(Saved entries)
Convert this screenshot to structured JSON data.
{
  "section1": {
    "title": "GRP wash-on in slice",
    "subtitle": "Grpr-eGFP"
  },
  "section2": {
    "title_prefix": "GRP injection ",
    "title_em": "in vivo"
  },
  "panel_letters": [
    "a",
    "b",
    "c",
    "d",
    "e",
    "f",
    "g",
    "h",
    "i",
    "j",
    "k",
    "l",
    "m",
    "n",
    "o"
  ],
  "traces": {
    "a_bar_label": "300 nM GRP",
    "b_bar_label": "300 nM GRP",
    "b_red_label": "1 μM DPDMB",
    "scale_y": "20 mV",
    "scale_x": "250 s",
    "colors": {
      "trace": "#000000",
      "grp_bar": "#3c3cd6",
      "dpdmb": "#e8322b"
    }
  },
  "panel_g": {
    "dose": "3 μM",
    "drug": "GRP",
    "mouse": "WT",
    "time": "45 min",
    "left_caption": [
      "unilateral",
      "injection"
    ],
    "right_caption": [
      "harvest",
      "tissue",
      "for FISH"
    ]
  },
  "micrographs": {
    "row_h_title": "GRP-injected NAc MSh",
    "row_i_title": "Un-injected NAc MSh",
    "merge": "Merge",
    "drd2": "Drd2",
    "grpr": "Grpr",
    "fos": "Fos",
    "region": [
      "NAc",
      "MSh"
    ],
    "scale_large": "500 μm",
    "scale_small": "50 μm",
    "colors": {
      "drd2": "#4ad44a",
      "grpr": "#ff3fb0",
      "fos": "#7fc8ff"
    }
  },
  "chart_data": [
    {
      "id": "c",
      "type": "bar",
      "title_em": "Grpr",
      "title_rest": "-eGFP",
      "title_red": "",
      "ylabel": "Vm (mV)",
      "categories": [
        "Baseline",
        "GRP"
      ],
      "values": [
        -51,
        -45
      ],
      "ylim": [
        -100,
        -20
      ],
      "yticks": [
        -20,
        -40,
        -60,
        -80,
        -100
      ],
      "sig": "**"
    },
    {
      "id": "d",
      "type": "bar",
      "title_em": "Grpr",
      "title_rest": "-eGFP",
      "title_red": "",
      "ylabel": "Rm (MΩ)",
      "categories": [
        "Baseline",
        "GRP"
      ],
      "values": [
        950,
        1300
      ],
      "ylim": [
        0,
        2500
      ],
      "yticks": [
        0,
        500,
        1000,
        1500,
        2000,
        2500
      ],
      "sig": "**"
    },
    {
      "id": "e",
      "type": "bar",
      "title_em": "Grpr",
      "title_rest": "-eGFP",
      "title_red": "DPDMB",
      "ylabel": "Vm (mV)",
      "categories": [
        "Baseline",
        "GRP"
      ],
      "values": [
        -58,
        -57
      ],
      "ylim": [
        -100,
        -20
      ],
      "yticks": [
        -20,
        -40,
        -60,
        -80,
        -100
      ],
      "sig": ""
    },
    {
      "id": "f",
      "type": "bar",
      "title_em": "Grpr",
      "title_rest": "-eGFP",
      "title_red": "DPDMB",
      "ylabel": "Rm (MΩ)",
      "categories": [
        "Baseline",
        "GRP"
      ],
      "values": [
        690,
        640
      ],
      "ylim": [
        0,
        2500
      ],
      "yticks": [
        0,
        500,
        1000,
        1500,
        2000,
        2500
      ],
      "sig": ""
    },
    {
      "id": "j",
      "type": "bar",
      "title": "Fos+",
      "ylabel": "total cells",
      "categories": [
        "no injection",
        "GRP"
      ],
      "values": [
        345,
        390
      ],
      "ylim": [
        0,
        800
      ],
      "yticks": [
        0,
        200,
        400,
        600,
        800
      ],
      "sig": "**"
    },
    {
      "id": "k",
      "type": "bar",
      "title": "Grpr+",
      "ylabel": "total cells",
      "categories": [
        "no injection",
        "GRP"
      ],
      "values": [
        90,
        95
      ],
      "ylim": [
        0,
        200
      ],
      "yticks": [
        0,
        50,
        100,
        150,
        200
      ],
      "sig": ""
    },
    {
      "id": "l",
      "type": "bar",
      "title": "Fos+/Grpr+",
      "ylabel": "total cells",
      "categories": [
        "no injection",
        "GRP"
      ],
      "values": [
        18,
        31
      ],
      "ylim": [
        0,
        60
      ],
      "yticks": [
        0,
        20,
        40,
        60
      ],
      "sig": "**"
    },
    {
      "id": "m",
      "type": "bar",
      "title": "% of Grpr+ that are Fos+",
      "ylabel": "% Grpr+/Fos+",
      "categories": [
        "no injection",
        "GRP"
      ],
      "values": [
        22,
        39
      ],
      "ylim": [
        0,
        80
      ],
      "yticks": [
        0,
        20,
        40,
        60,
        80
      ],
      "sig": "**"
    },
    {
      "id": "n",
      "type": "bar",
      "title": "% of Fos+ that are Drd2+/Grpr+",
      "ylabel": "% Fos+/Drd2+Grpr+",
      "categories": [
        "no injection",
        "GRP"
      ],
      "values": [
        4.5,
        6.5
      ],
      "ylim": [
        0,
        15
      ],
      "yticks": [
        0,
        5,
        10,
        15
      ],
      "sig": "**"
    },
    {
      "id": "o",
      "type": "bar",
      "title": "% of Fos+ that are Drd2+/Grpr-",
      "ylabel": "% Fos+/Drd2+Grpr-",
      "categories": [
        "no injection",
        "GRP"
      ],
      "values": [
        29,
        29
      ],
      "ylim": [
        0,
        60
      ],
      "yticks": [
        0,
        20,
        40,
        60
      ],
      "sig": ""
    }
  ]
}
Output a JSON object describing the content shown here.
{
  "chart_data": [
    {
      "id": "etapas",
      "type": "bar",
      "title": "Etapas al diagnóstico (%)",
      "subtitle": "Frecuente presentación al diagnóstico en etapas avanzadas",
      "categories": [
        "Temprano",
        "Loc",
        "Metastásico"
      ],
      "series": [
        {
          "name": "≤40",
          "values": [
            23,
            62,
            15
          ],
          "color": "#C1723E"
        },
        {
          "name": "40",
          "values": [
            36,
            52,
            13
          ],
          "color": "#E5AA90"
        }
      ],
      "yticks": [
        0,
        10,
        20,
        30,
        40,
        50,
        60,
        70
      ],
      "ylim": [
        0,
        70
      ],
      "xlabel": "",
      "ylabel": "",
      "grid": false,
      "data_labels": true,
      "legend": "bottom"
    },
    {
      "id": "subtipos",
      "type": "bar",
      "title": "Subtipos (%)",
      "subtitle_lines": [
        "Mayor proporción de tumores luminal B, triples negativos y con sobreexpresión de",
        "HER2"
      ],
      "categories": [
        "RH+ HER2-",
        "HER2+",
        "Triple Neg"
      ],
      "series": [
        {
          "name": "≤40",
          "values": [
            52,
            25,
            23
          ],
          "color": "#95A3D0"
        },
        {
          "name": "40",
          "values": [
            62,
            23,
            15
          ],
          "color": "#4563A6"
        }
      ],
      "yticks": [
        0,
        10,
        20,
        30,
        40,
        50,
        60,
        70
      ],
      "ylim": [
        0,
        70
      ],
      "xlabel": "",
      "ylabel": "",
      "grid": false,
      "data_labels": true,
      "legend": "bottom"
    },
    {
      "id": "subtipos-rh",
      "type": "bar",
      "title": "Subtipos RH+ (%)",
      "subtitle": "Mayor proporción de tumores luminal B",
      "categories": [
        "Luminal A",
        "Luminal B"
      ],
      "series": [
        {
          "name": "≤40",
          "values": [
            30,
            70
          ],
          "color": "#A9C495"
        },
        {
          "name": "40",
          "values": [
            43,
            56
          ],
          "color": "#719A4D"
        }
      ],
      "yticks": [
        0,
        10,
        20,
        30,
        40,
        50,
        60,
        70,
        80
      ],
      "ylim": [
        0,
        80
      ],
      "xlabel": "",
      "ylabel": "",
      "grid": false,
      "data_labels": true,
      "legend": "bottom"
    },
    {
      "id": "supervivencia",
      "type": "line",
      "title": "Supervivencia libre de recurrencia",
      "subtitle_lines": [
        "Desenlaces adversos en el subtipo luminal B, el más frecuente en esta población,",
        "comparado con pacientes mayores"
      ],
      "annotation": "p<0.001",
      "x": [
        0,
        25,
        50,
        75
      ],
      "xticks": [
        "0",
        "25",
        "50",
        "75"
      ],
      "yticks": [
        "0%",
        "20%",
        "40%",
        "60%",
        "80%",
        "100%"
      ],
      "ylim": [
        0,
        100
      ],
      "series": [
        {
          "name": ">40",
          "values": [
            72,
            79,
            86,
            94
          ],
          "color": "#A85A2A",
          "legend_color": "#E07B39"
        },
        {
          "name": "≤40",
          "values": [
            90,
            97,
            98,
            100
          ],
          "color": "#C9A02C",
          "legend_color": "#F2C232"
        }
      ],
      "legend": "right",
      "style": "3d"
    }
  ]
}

### Problem statement
Search the entries above for the string "JSON". Copy each line in which it appears.

### Solution to the problem
Convert this screenshot to structured JSON data.
Output a JSON object describing the content shown here.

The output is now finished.